**Directive**
Copy out each line below exactly as it appears.

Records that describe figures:
** BEGIN **
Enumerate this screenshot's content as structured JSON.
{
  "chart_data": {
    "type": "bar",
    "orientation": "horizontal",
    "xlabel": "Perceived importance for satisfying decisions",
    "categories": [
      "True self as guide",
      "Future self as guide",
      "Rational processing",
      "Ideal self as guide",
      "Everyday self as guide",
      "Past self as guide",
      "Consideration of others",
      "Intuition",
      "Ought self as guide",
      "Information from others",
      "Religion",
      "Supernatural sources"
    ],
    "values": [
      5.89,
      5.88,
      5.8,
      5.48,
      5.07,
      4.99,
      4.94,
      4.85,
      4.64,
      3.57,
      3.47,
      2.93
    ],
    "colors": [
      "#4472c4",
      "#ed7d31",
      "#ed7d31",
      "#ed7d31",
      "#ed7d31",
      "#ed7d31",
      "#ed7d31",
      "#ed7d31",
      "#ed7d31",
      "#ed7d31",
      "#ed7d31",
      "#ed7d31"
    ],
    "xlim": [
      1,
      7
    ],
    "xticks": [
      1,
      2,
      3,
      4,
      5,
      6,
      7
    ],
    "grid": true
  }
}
** END **
**Answer to the exercise**
Enumerate this screenshot's content as structured JSON.
{
  "chart_data": {
    "type": "bar",
    "orientation": "horizontal",
    "xlabel": "Perceived importance for satisfying decisions",
    "categories": [
      "True self as guide",
      "Future self as guide",
      "Rational processing",
      "Ideal self as guide",
      "Everyday self as guide",
      "Past self as guide",
      "Consideration of others",
      "Intuition",
      "Ought self as guide",
      "Information from others",
      "Religion",
      "Supernatural sources"
    ],
    "values": [
      5.89,
      5.88,
      5.8,
      5.48,
      5.07,
      4.99,
      4.94,
      4.85,
      4.64,
      3.57,
      3.47,
      2.93
    ],
    "colors": [
      "#4472c4",
      "#ed7d31",
      "#ed7d31",
      "#ed7d31",
      "#ed7d31",
      "#ed7d31",
      "#ed7d31",
      "#ed7d31",
      "#ed7d31",
      "#ed7d31",
      "#ed7d31",
      "#ed7d31"
    ],
    "xlim": [
      1,
      7
    ],
    "xticks": [
      1,
      2,
      3,
      4,
      5,
      6,
      7
    ],
    "grid": true
  }
}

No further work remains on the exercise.